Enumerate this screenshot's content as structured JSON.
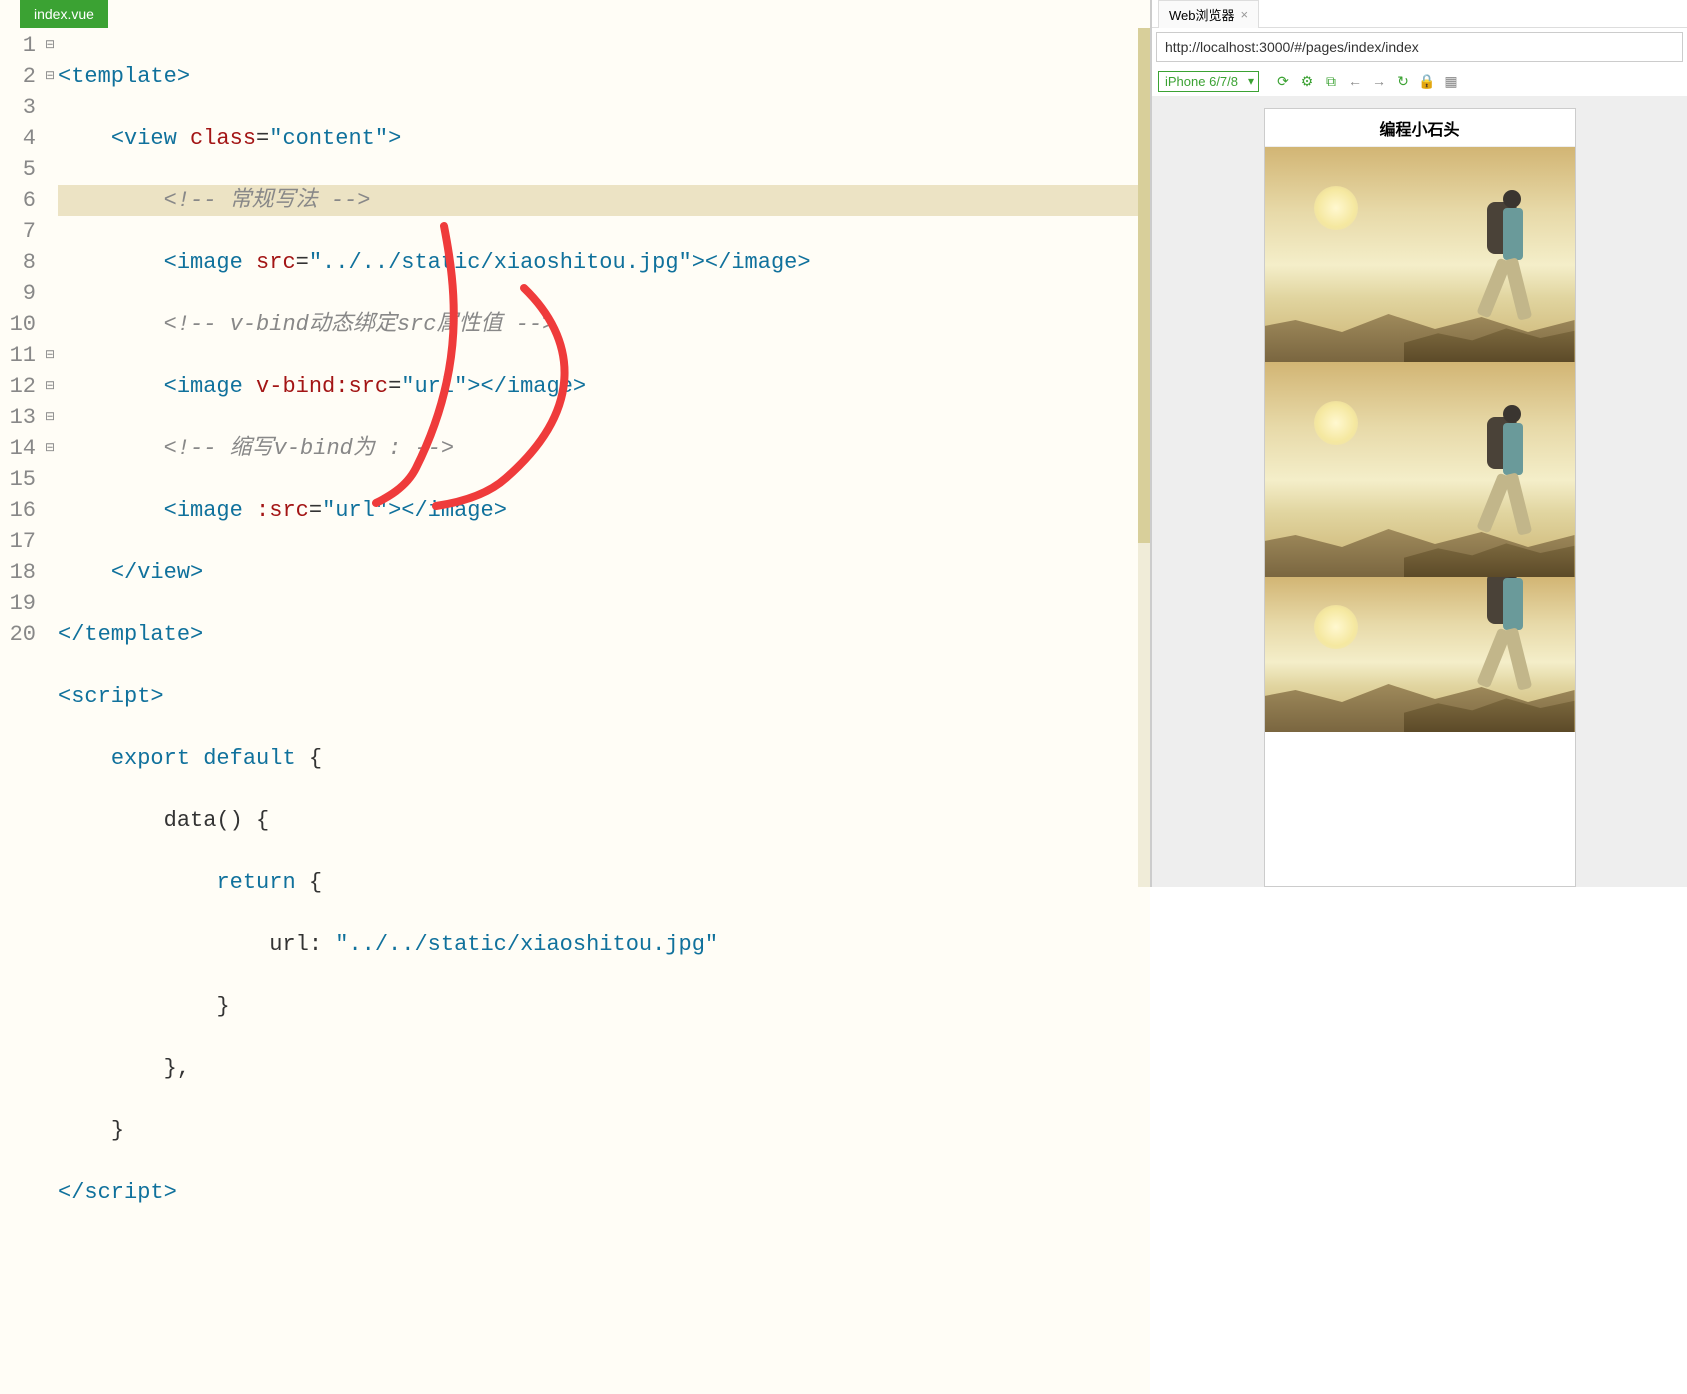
{
  "editor": {
    "tab_label": "index.vue",
    "lines": {
      "1": "1",
      "2": "2",
      "3": "3",
      "4": "4",
      "5": "5",
      "6": "6",
      "7": "7",
      "8": "8",
      "9": "9",
      "10": "10",
      "11": "11",
      "12": "12",
      "13": "13",
      "14": "14",
      "15": "15",
      "16": "16",
      "17": "17",
      "18": "18",
      "19": "19",
      "20": "20"
    },
    "code": {
      "l1_tag_open": "<template>",
      "l2_tag": "<view",
      "l2_attr": " class",
      "l2_eq": "=",
      "l2_str": "\"content\"",
      "l2_close": ">",
      "l3_comment": "<!-- 常规写法 -->",
      "l4_a": "<image",
      "l4_b": " src",
      "l4_c": "=",
      "l4_d": "\"../../static/xiaoshitou.jpg\"",
      "l4_e": "></image>",
      "l5_comment": "<!-- v-bind动态绑定src属性值 -->",
      "l6_a": "<image",
      "l6_b": " v-bind:src",
      "l6_c": "=",
      "l6_d": "\"url\"",
      "l6_e": "></image>",
      "l7_comment": "<!-- 缩写v-bind为 : -->",
      "l8_a": "<image",
      "l8_b": " :src",
      "l8_c": "=",
      "l8_d": "\"url\"",
      "l8_e": "></image>",
      "l9": "</view>",
      "l10": "</template>",
      "l11": "<script>",
      "l12_a": "export",
      "l12_b": " default",
      "l12_c": " {",
      "l13_a": "data()",
      "l13_b": " {",
      "l14_a": "return",
      "l14_b": " {",
      "l15_a": "url:",
      "l15_b": " \"../../static/xiaoshitou.jpg\"",
      "l16": "}",
      "l17": "},",
      "l18": "}",
      "l19": "</script>"
    }
  },
  "preview": {
    "tab_label": "Web浏览器",
    "url": "http://localhost:3000/#/pages/index/index",
    "device": "iPhone 6/7/8",
    "page_title": "编程小石头"
  },
  "fold_marks": {
    "open": "⊟"
  }
}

• • • • • • •

Output each line exactly; omit every picture.

## REPLY
Enumerate this screenshot's content as structured JSON.
{
  "editor": {
    "tab_label": "index.vue",
    "lines": {
      "1": "1",
      "2": "2",
      "3": "3",
      "4": "4",
      "5": "5",
      "6": "6",
      "7": "7",
      "8": "8",
      "9": "9",
      "10": "10",
      "11": "11",
      "12": "12",
      "13": "13",
      "14": "14",
      "15": "15",
      "16": "16",
      "17": "17",
      "18": "18",
      "19": "19",
      "20": "20"
    },
    "code": {
      "l1_tag_open": "<template>",
      "l2_tag": "<view",
      "l2_attr": " class",
      "l2_eq": "=",
      "l2_str": "\"content\"",
      "l2_close": ">",
      "l3_comment": "<!-- 常规写法 -->",
      "l4_a": "<image",
      "l4_b": " src",
      "l4_c": "=",
      "l4_d": "\"../../static/xiaoshitou.jpg\"",
      "l4_e": "></image>",
      "l5_comment": "<!-- v-bind动态绑定src属性值 -->",
      "l6_a": "<image",
      "l6_b": " v-bind:src",
      "l6_c": "=",
      "l6_d": "\"url\"",
      "l6_e": "></image>",
      "l7_comment": "<!-- 缩写v-bind为 : -->",
      "l8_a": "<image",
      "l8_b": " :src",
      "l8_c": "=",
      "l8_d": "\"url\"",
      "l8_e": "></image>",
      "l9": "</view>",
      "l10": "</template>",
      "l11": "<script>",
      "l12_a": "export",
      "l12_b": " default",
      "l12_c": " {",
      "l13_a": "data()",
      "l13_b": " {",
      "l14_a": "return",
      "l14_b": " {",
      "l15_a": "url:",
      "l15_b": " \"../../static/xiaoshitou.jpg\"",
      "l16": "}",
      "l17": "},",
      "l18": "}",
      "l19": "</script>"
    }
  },
  "preview": {
    "tab_label": "Web浏览器",
    "url": "http://localhost:3000/#/pages/index/index",
    "device": "iPhone 6/7/8",
    "page_title": "编程小石头"
  },
  "fold_marks": {
    "open": "⊟"
  }
}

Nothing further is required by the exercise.